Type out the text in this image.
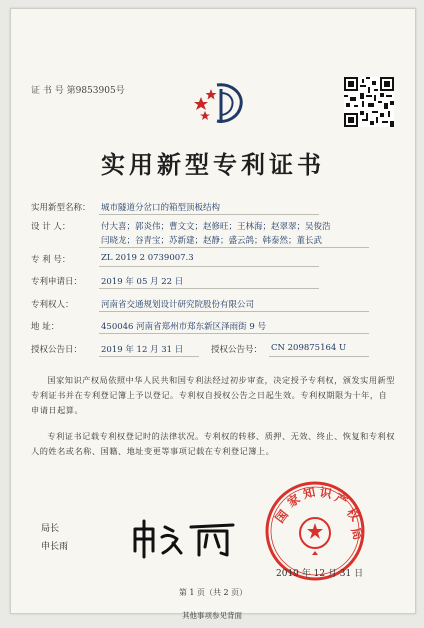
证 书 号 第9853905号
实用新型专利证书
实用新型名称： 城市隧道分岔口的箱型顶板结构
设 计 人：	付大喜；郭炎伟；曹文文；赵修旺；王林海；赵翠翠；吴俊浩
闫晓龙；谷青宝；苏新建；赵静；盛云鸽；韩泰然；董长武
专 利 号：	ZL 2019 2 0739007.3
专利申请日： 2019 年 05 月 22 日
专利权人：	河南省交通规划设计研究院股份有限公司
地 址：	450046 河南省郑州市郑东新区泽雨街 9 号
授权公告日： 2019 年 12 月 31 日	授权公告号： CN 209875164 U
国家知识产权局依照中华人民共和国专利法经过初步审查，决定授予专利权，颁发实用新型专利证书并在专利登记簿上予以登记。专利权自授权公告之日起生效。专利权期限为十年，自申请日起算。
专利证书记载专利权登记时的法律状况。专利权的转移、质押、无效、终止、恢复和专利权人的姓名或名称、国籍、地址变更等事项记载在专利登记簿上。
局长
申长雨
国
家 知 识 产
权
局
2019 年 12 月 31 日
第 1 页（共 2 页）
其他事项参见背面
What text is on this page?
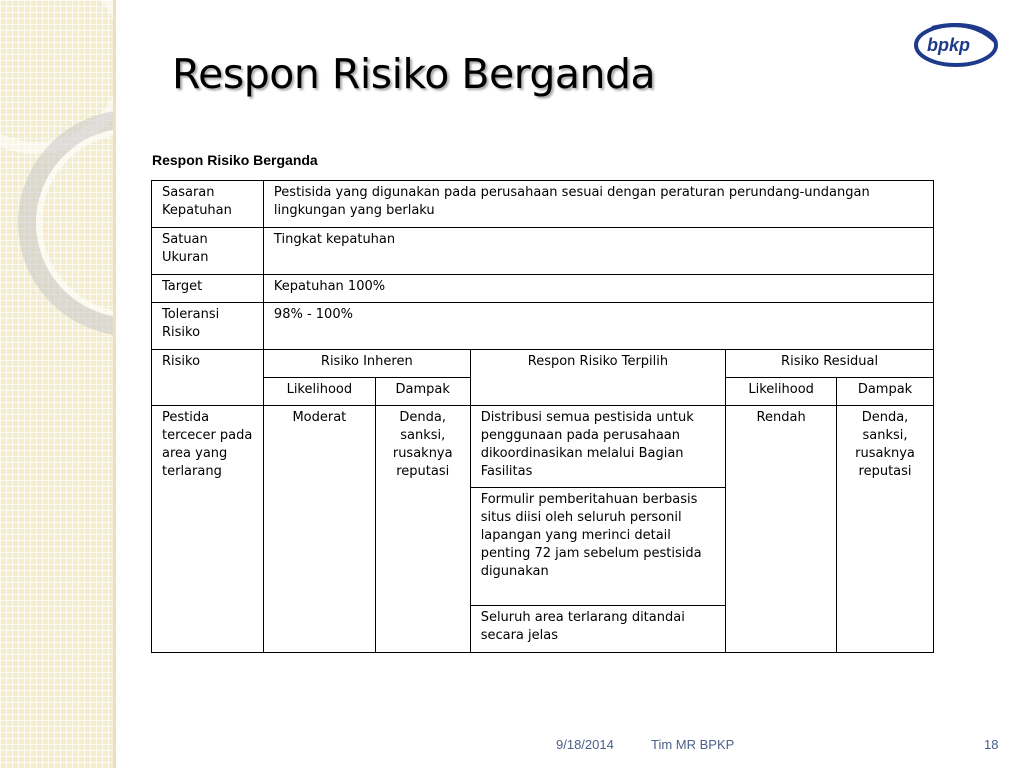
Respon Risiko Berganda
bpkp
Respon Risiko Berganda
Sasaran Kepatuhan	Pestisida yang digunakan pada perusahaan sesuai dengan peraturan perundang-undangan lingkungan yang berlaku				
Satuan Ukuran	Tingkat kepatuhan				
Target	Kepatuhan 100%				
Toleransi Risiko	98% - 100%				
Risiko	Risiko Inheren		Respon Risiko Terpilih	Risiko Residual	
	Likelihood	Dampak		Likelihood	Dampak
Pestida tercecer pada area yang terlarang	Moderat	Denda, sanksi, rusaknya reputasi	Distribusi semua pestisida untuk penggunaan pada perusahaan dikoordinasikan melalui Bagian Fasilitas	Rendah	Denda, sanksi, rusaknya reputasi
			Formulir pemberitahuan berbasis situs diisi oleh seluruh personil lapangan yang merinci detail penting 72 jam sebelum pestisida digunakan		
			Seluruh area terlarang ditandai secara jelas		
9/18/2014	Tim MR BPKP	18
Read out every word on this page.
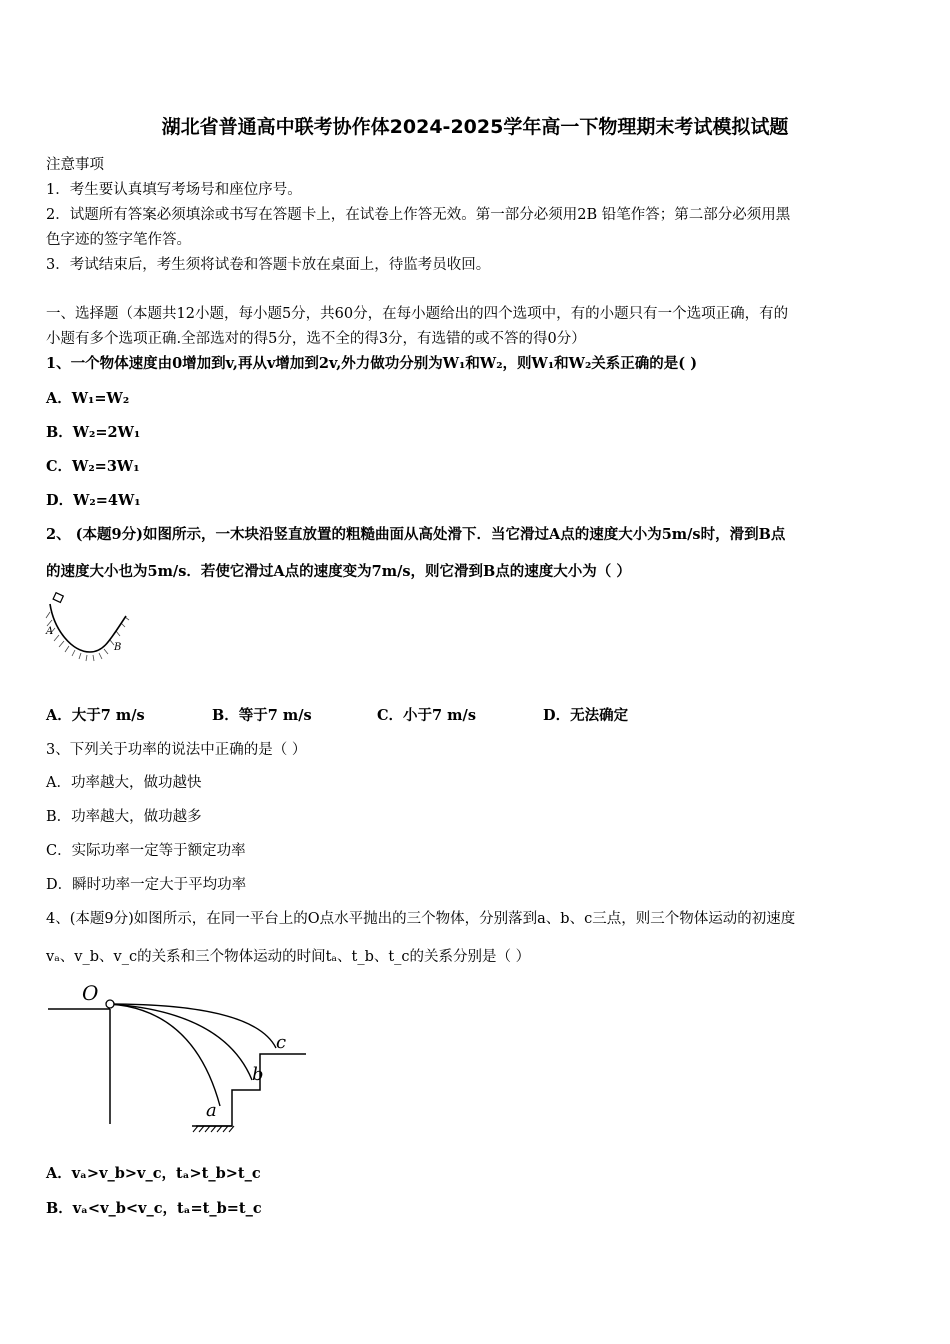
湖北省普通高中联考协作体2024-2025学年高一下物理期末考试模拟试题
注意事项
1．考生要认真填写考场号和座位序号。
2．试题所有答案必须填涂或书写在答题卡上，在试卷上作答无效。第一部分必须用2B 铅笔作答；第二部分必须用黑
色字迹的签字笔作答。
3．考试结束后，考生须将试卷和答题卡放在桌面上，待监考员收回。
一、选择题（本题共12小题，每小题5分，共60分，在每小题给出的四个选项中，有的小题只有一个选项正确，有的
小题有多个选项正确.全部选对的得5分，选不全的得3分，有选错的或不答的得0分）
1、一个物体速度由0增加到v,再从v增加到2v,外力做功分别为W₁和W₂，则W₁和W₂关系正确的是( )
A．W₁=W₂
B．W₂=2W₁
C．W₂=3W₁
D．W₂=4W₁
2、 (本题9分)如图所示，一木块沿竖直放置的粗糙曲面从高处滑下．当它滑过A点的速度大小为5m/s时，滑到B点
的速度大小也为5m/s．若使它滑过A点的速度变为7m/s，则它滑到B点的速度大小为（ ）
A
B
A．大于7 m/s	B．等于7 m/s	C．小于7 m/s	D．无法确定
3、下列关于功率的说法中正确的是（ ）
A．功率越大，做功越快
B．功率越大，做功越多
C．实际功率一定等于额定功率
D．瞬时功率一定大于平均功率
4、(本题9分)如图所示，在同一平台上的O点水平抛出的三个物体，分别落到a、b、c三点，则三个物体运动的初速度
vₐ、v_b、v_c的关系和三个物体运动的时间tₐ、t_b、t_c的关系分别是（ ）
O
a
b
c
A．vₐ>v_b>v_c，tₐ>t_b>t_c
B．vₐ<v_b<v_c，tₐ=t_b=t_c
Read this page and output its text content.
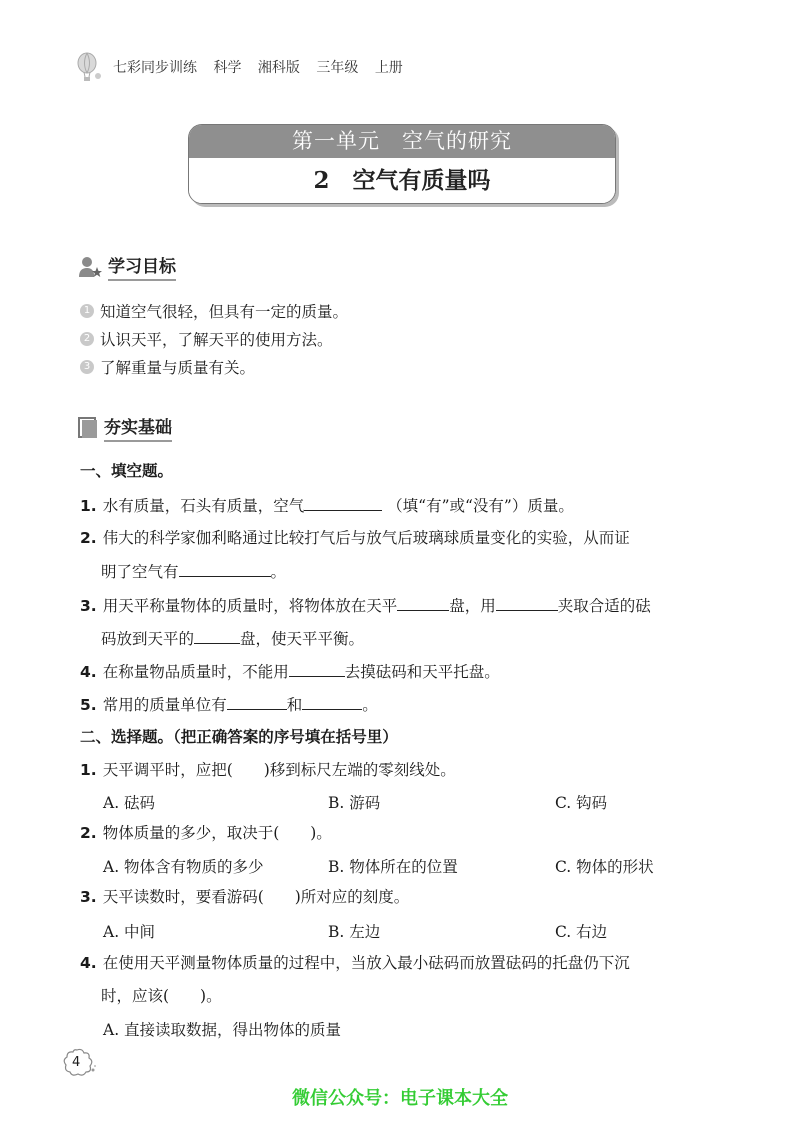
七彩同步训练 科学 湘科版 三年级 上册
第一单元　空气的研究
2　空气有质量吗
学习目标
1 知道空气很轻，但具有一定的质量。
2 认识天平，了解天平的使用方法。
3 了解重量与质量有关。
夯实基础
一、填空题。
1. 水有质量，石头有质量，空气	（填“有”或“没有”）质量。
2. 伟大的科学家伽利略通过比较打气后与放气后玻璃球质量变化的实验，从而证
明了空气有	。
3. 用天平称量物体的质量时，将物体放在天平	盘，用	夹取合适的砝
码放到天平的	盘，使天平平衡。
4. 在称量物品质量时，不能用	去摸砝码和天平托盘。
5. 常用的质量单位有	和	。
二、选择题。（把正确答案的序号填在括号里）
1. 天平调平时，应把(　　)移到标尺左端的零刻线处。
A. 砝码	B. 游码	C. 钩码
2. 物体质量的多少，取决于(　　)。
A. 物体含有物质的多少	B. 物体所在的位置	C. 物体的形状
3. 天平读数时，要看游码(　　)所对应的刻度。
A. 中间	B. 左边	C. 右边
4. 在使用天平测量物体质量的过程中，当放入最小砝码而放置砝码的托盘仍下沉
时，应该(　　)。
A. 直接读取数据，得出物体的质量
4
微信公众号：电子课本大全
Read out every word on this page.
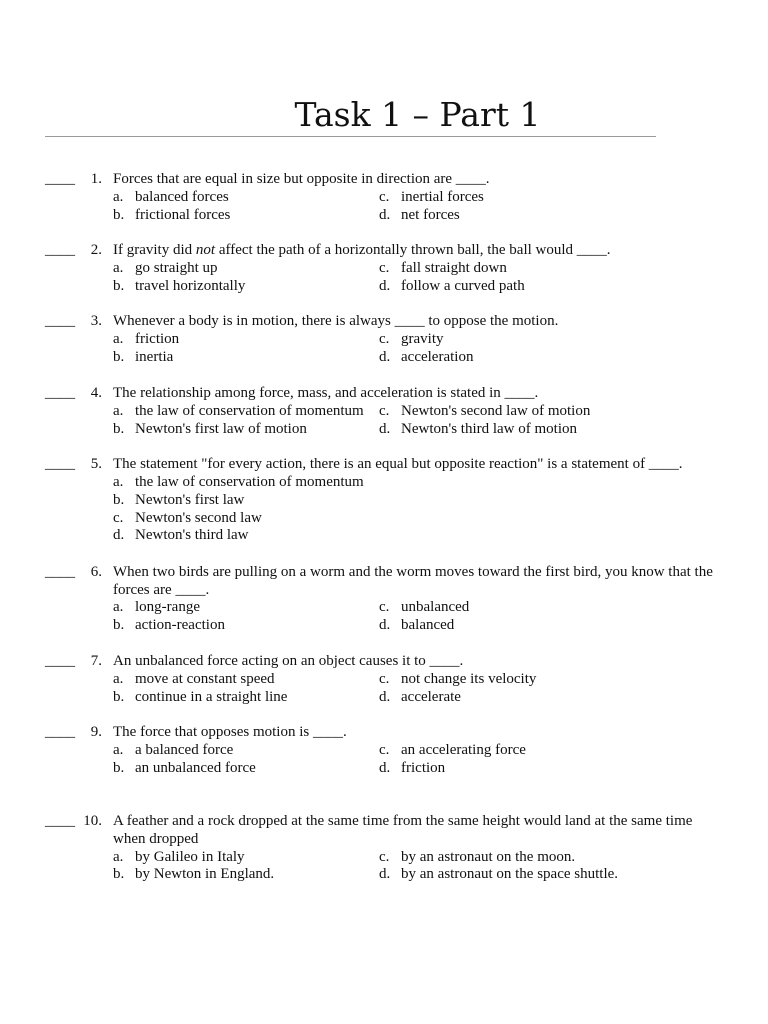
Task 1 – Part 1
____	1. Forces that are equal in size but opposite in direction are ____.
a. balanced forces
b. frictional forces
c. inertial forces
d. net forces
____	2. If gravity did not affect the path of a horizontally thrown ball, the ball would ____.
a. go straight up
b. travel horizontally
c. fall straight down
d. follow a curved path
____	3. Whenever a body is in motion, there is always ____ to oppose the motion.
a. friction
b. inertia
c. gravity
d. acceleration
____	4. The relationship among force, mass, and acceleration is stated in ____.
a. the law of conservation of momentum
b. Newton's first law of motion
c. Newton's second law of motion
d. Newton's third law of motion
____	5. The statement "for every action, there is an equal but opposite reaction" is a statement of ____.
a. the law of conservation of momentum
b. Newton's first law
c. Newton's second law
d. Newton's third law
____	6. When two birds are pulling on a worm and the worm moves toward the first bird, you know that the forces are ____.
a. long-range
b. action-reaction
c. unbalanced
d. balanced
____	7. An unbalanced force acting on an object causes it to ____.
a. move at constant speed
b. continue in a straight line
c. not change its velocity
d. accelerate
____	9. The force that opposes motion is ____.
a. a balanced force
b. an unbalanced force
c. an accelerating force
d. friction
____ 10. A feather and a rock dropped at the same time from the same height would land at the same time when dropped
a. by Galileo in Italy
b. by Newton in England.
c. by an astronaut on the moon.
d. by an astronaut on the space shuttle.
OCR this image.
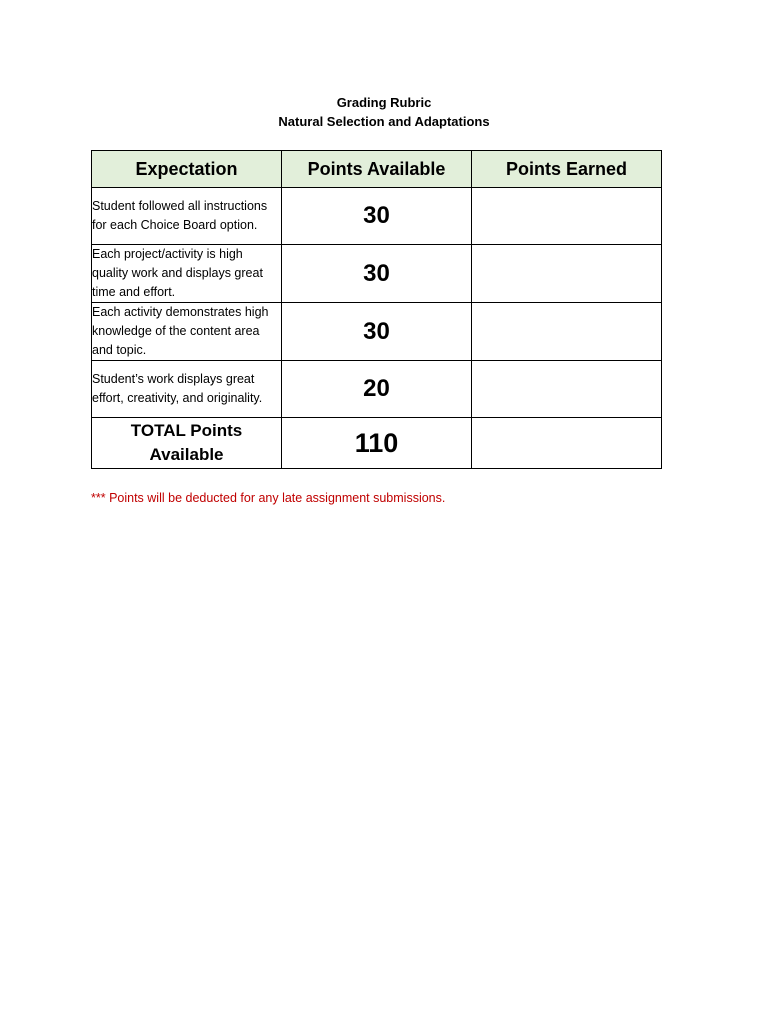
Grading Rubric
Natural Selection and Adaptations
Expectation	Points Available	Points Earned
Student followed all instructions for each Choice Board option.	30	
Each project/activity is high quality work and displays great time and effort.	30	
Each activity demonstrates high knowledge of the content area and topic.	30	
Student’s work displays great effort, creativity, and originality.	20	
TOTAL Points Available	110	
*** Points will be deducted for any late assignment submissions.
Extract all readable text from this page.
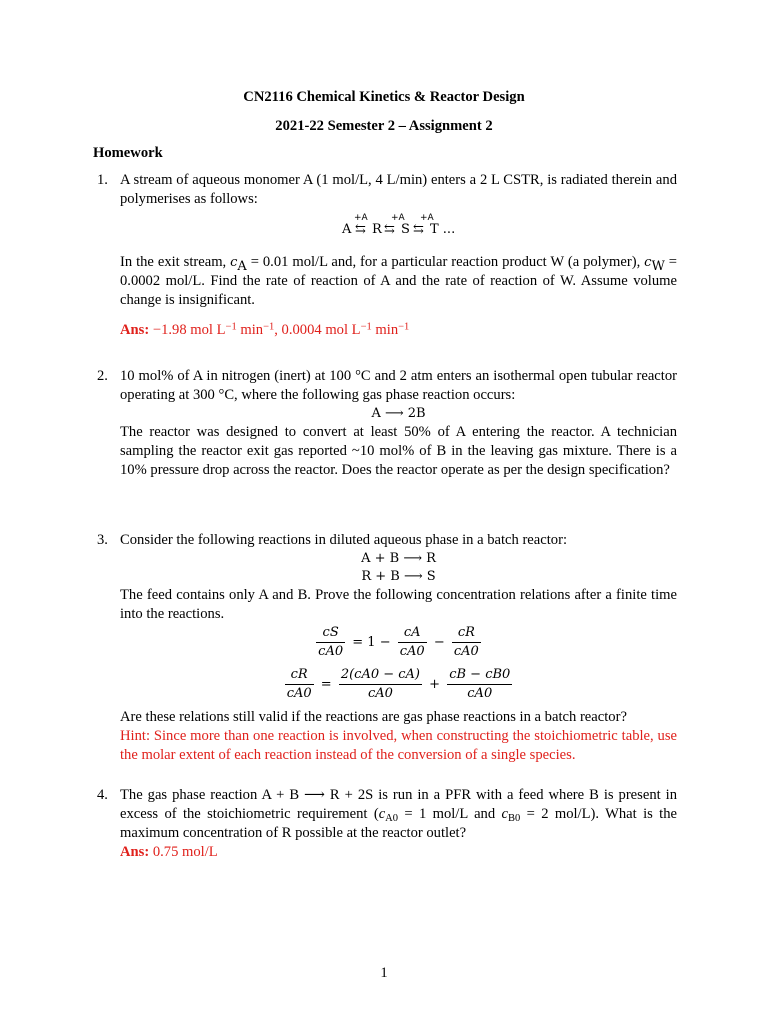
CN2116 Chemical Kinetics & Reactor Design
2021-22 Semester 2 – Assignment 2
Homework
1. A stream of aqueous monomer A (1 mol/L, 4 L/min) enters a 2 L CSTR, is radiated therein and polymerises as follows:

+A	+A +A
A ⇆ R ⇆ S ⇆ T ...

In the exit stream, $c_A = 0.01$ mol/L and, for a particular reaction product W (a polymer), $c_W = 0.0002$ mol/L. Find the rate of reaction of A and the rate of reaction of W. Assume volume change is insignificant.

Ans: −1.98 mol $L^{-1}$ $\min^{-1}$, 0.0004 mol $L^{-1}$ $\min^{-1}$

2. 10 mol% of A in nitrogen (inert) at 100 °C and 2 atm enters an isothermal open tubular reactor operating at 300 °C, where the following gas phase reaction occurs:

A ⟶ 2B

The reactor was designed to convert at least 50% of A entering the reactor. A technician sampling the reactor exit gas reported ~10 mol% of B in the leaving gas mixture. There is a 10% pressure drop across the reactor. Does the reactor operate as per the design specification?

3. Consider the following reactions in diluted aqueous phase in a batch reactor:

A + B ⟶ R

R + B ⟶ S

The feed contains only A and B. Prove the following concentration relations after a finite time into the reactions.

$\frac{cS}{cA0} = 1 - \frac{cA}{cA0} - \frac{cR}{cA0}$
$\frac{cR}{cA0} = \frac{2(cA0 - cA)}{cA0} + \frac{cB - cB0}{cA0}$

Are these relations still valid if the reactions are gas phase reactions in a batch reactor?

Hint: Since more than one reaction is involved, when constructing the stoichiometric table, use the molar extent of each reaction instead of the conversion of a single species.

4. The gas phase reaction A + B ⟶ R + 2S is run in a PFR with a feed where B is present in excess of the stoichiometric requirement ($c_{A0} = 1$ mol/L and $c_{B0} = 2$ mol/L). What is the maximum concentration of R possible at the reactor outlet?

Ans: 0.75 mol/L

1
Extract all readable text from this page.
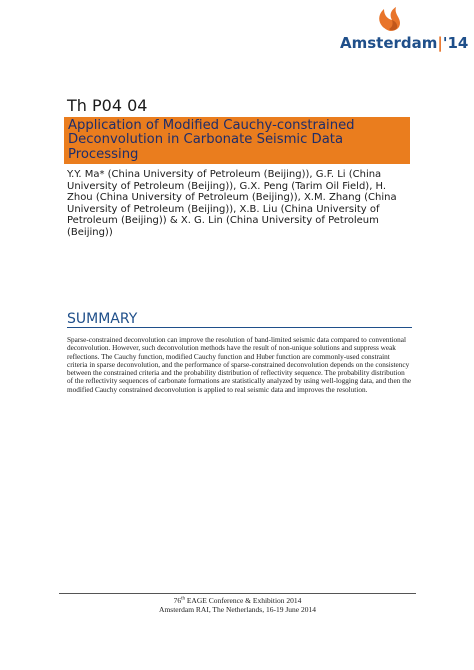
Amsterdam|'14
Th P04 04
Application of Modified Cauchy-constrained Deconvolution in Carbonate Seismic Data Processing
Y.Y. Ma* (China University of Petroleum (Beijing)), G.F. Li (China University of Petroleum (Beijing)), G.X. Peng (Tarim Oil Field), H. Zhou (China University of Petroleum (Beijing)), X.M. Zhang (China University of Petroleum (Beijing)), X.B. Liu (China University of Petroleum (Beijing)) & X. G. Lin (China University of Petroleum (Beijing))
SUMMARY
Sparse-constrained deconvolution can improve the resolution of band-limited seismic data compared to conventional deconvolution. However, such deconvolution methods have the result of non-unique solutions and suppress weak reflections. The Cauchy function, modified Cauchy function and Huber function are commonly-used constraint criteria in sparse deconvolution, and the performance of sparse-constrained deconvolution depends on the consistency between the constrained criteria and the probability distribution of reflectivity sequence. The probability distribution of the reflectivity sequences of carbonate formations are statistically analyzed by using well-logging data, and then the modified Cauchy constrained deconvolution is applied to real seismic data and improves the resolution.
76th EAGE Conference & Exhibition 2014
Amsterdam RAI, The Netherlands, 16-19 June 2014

EXERCISE INSTRUCTIONS ▸
Show each line of the data that contains the string "astronaut".

RESPONSE TO THIS EXERCISE ▸
c. by an astronaut on the moon.
d. by an astronaut on the space shuttle.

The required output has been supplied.